● **What to produce**
Copy, in full, each line of the material that holds the word "công".
*** Exercise materials
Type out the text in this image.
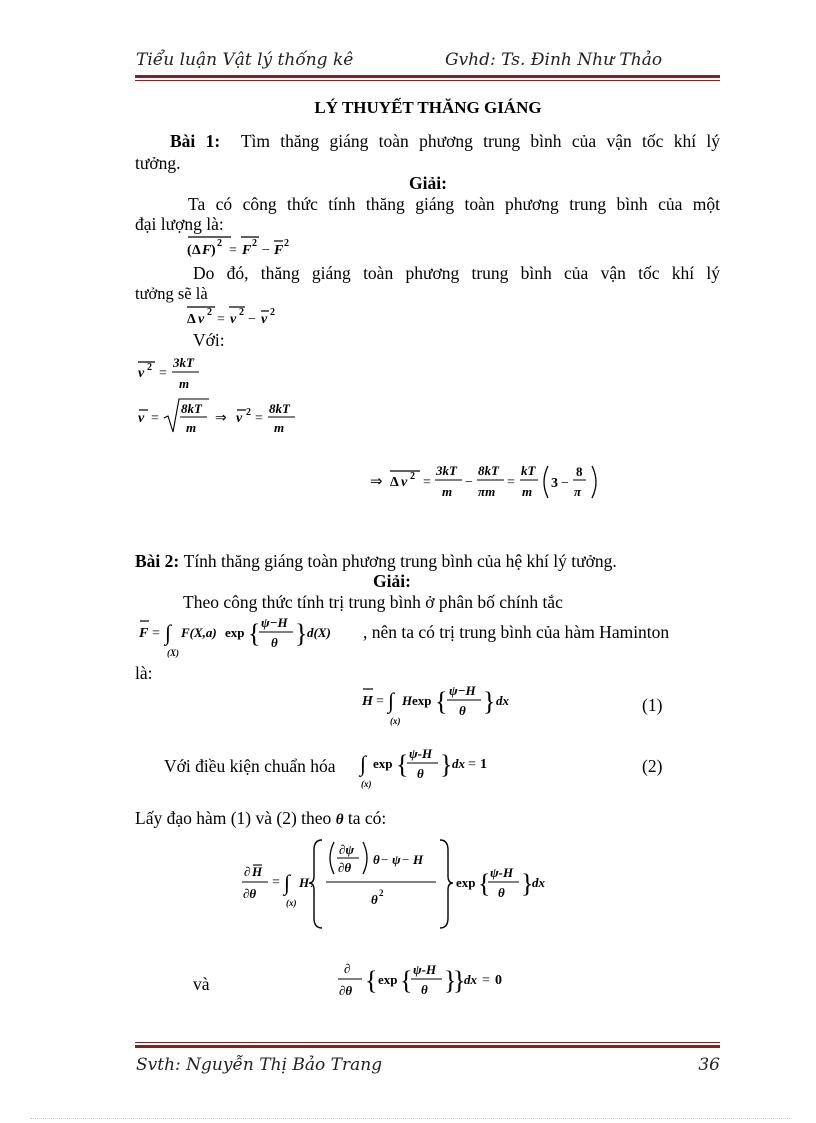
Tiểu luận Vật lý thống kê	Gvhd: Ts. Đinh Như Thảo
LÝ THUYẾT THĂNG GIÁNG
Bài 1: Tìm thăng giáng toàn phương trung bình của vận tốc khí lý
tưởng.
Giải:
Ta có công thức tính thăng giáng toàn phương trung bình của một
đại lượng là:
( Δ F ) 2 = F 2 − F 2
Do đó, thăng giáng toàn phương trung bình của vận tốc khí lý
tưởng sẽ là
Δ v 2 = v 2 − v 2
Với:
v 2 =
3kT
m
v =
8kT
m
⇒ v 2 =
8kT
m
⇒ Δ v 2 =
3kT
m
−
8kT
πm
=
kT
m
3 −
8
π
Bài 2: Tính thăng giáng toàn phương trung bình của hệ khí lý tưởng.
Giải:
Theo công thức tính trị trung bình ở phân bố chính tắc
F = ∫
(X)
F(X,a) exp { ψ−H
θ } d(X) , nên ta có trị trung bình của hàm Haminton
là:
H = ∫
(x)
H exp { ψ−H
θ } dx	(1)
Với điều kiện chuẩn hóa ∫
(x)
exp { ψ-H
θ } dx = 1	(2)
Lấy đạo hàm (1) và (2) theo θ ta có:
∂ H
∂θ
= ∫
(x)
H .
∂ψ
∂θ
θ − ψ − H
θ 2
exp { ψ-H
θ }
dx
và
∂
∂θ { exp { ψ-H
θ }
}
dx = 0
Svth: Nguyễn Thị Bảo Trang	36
******
● **Answer**
Ta có công thức tính thăng giáng toàn phương trung bình của một
Theo công thức tính trị trung bình ở phân bố chính tắc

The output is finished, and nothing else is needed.